------ Task input

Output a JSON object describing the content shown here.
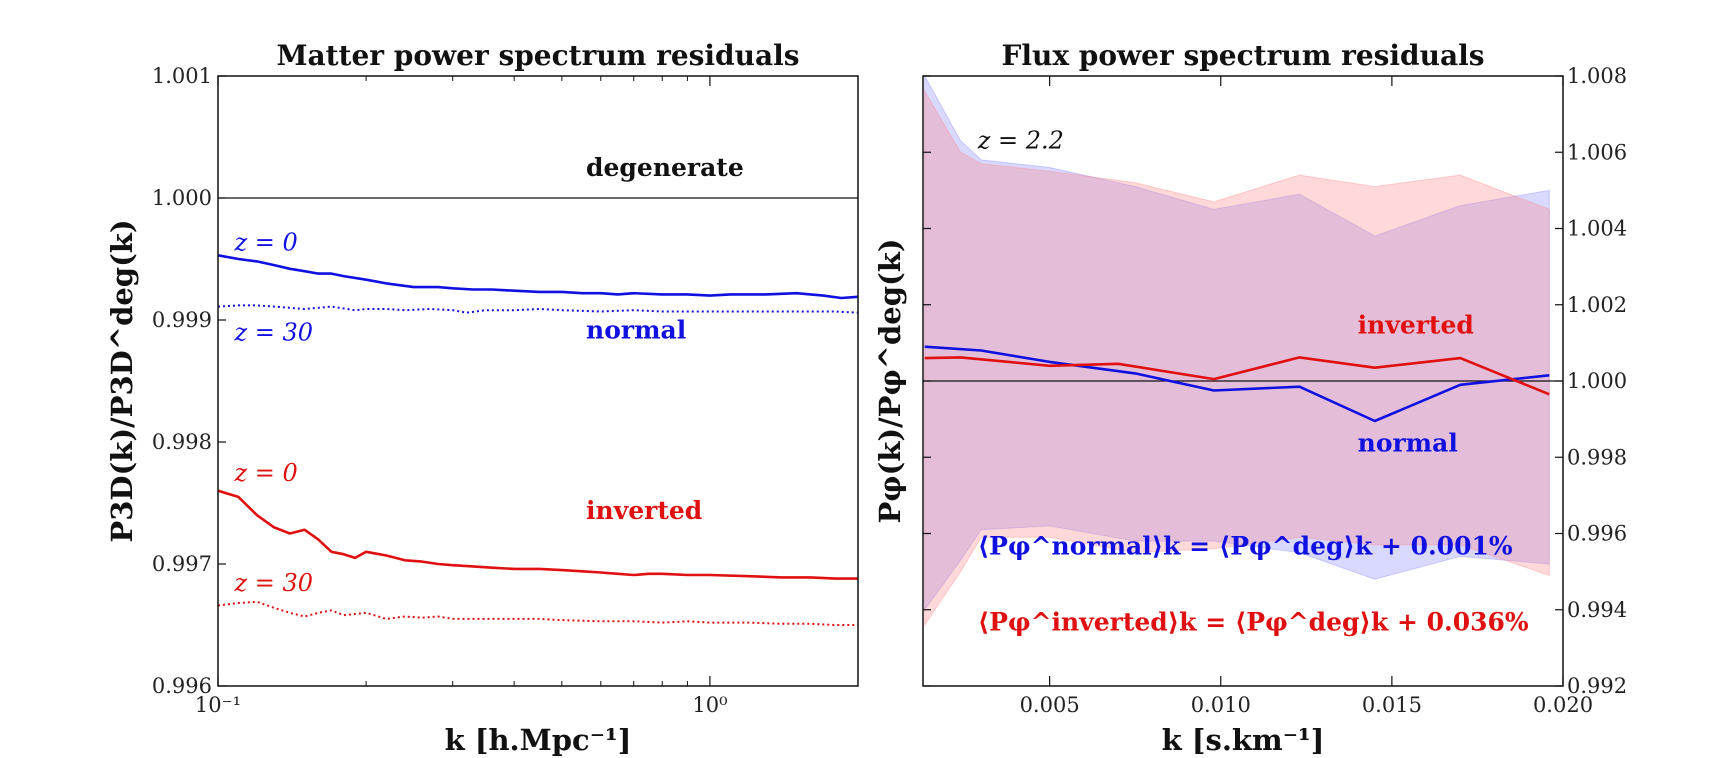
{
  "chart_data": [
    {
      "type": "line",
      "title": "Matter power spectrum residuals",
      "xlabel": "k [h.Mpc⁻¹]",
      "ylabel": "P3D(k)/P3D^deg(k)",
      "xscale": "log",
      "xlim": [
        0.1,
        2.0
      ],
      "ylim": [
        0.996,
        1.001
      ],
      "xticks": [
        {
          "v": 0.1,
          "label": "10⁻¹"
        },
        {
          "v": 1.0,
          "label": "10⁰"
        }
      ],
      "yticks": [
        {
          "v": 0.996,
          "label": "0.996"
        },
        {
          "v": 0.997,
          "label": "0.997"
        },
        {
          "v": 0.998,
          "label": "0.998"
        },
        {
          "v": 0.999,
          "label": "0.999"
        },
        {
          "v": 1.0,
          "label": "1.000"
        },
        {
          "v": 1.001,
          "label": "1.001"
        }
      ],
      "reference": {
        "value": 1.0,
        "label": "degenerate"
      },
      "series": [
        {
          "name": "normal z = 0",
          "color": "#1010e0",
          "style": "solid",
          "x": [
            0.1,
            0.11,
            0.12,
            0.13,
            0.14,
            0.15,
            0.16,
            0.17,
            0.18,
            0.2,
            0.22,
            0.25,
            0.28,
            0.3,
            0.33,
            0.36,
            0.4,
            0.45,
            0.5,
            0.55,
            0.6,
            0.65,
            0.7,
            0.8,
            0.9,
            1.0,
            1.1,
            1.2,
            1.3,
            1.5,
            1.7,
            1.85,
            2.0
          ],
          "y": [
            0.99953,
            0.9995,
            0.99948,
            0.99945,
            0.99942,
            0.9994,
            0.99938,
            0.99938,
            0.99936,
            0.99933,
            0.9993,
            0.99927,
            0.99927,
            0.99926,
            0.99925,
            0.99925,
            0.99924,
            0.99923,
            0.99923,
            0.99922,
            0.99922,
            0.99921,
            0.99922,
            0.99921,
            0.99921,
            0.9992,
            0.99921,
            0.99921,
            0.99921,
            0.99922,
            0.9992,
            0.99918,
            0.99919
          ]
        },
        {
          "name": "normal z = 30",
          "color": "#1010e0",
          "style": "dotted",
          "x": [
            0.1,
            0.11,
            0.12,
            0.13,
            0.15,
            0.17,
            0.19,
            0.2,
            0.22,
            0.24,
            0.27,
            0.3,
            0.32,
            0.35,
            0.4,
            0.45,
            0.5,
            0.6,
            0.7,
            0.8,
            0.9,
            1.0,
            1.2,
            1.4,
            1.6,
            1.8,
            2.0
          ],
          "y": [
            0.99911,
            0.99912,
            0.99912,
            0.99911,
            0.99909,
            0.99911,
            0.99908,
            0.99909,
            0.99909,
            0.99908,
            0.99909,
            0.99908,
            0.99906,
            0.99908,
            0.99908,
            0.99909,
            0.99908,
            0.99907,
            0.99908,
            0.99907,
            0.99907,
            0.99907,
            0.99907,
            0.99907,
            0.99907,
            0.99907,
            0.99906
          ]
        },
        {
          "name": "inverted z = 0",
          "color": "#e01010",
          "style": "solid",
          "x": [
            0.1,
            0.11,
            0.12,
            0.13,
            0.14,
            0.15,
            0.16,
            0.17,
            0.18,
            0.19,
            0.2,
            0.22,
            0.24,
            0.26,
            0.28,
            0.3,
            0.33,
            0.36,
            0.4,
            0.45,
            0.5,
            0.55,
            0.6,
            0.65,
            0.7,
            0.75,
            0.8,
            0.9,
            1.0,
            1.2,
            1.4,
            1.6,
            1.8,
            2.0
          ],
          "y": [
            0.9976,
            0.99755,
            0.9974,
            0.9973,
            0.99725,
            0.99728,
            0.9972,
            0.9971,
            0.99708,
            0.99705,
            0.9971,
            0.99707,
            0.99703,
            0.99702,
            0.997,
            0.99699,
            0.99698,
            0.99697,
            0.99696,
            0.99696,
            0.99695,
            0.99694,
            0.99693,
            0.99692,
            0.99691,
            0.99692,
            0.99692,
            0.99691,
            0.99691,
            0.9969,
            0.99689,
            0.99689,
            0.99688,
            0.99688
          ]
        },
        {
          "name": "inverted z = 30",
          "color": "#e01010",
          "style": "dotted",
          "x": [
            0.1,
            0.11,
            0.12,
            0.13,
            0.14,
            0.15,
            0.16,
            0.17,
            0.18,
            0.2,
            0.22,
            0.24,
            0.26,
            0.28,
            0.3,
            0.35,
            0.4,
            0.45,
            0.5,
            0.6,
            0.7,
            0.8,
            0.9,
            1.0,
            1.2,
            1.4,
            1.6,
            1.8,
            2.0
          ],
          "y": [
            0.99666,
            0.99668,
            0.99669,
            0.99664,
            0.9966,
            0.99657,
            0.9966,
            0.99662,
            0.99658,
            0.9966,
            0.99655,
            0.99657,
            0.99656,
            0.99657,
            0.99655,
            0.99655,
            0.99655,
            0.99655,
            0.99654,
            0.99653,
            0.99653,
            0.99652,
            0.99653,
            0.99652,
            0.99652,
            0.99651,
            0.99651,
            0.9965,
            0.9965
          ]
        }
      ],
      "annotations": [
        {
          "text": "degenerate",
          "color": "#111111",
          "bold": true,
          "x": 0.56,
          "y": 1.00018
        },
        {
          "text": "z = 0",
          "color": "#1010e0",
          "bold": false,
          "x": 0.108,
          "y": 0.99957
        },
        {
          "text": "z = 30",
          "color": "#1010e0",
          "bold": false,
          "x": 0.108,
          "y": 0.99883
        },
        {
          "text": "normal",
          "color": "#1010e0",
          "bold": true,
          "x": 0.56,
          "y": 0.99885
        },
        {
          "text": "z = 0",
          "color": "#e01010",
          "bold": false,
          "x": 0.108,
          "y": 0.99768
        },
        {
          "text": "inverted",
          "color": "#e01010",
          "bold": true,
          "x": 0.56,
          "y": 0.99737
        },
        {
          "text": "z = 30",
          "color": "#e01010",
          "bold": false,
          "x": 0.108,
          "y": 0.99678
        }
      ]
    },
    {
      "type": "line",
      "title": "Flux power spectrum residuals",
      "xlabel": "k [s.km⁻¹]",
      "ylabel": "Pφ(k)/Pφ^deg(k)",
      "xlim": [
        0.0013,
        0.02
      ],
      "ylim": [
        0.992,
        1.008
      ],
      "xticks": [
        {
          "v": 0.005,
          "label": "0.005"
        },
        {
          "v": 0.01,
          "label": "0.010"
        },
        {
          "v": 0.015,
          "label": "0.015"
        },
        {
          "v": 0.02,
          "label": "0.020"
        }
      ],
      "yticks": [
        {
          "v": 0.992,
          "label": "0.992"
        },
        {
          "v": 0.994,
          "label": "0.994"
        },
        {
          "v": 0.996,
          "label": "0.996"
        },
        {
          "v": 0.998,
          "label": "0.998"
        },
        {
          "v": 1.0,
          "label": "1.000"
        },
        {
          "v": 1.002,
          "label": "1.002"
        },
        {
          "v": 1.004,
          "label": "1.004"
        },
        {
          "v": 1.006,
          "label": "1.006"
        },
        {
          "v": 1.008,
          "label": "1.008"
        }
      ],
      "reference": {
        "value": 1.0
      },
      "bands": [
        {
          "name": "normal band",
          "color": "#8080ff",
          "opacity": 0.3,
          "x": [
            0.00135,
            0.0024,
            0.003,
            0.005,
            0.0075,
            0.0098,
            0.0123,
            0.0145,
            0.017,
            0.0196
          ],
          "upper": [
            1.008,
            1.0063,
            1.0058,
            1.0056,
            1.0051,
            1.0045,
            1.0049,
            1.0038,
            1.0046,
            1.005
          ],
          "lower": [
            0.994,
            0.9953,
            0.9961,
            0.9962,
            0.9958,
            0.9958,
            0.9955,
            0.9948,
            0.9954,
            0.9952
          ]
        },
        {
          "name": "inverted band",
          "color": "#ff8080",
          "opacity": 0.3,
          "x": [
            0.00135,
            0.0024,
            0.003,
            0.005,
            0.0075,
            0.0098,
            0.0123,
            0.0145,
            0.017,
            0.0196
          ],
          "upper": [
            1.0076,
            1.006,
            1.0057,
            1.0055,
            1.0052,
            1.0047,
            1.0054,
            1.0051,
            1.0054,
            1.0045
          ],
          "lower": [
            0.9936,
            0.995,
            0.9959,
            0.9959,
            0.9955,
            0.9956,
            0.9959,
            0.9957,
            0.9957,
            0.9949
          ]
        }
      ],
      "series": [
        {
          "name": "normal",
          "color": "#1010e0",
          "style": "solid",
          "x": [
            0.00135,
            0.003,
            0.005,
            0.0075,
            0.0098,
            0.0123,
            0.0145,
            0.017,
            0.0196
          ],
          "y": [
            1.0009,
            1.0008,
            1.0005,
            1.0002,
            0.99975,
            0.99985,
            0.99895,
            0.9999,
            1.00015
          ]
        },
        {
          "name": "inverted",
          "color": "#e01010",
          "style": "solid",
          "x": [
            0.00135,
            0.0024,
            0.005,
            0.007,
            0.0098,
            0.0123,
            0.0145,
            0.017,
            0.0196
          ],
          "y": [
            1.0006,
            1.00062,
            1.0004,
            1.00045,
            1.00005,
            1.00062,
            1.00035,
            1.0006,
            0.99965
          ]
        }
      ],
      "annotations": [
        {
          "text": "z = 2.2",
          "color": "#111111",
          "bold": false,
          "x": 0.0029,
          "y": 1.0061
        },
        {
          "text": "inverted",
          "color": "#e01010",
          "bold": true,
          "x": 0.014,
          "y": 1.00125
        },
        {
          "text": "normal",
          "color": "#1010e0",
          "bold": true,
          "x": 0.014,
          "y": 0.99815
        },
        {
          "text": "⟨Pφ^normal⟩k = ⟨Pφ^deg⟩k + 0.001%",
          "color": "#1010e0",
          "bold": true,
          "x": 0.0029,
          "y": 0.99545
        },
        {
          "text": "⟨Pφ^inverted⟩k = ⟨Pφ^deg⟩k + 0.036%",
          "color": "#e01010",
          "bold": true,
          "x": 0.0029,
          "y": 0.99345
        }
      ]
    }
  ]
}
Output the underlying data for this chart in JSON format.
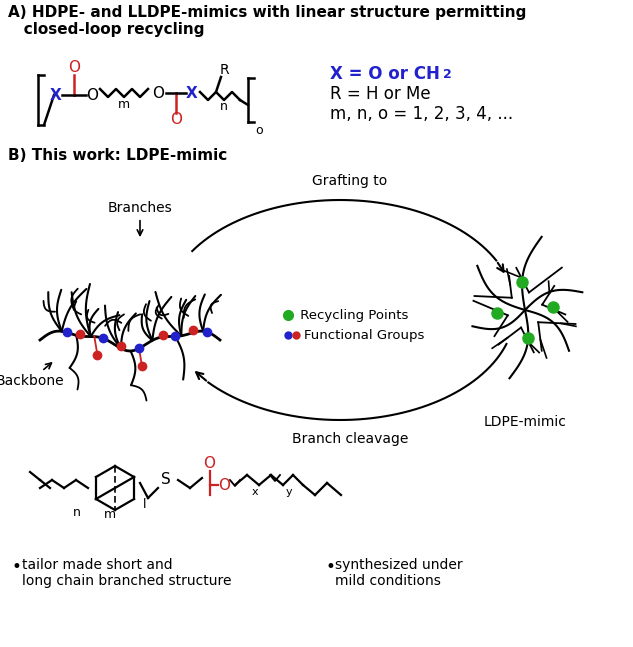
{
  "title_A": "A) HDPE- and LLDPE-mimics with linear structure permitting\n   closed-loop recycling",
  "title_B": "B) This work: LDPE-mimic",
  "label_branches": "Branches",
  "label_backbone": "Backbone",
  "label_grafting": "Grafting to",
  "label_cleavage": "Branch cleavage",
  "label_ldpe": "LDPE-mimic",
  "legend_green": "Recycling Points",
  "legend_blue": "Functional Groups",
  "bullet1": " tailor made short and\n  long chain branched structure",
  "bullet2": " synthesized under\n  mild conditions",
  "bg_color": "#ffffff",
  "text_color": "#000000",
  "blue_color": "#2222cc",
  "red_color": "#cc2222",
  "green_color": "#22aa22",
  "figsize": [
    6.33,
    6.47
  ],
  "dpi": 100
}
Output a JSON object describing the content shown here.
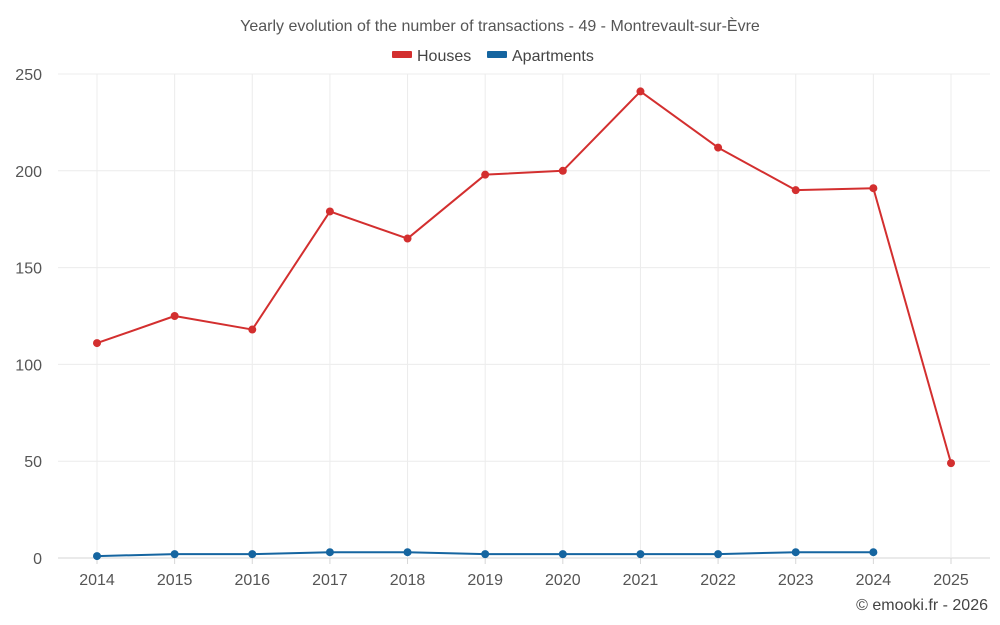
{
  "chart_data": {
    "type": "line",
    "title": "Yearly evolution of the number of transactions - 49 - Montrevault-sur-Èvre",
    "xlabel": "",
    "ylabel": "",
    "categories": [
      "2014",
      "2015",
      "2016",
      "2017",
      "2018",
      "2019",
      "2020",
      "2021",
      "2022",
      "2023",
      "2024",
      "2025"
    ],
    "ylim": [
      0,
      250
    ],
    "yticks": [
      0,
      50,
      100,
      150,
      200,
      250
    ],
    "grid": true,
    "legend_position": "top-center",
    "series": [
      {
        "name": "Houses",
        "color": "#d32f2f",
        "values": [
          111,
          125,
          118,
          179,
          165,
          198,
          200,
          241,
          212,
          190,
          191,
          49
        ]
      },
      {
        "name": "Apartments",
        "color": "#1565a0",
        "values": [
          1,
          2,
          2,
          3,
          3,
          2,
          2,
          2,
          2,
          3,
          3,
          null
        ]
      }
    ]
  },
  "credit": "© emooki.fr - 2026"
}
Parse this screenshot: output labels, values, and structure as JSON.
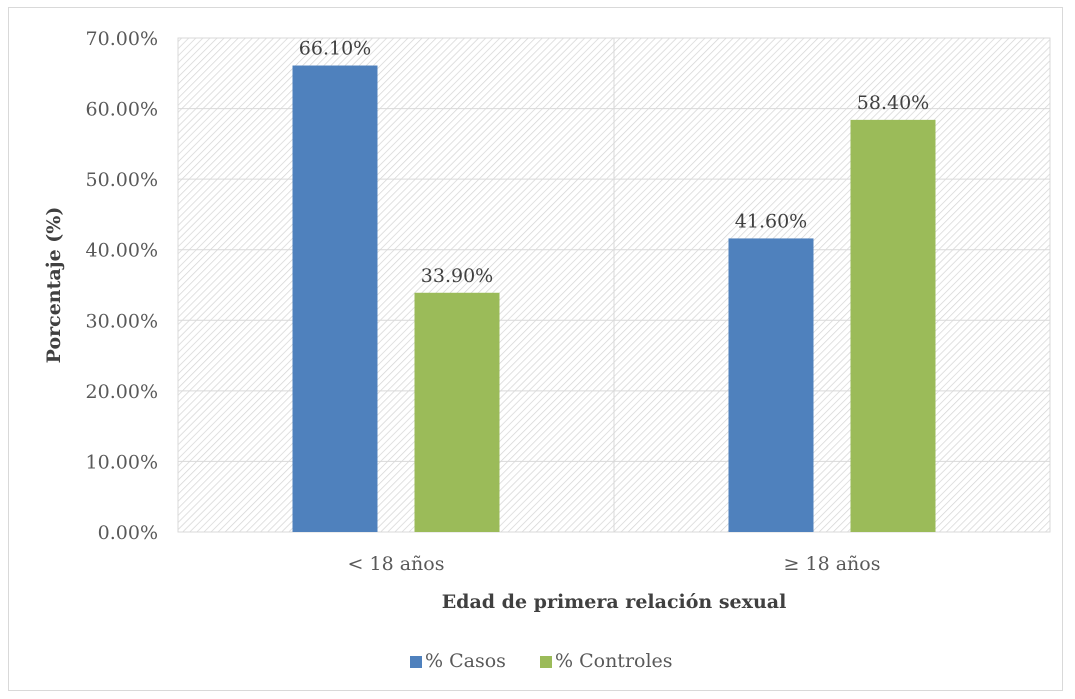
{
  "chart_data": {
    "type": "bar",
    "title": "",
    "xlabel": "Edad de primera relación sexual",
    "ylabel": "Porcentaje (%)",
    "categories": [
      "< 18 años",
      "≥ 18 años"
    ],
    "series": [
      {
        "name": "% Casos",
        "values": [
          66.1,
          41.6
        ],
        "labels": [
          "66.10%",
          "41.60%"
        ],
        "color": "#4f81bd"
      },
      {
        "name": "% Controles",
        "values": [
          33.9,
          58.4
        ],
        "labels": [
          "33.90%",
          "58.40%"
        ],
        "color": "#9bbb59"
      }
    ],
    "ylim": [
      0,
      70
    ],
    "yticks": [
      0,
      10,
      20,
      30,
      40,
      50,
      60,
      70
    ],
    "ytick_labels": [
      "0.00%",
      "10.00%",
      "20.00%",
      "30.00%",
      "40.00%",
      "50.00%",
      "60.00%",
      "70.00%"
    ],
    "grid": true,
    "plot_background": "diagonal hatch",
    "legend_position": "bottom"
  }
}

------------

**Problem statement**: Skip the pictures and copy exactly the lines from the one containing "Parse this screenshot: output" through the end of the material, both ends included.

**Output**:
Parse this screenshot: output labels, values, and structure as JSON.
{
  "chart_data": {
    "type": "bar",
    "title": "",
    "xlabel": "Edad de primera relación sexual",
    "ylabel": "Porcentaje (%)",
    "categories": [
      "< 18 años",
      "≥ 18 años"
    ],
    "series": [
      {
        "name": "% Casos",
        "values": [
          66.1,
          41.6
        ],
        "labels": [
          "66.10%",
          "41.60%"
        ],
        "color": "#4f81bd"
      },
      {
        "name": "% Controles",
        "values": [
          33.9,
          58.4
        ],
        "labels": [
          "33.90%",
          "58.40%"
        ],
        "color": "#9bbb59"
      }
    ],
    "ylim": [
      0,
      70
    ],
    "yticks": [
      0,
      10,
      20,
      30,
      40,
      50,
      60,
      70
    ],
    "ytick_labels": [
      "0.00%",
      "10.00%",
      "20.00%",
      "30.00%",
      "40.00%",
      "50.00%",
      "60.00%",
      "70.00%"
    ],
    "grid": true,
    "plot_background": "diagonal hatch",
    "legend_position": "bottom"
  }
}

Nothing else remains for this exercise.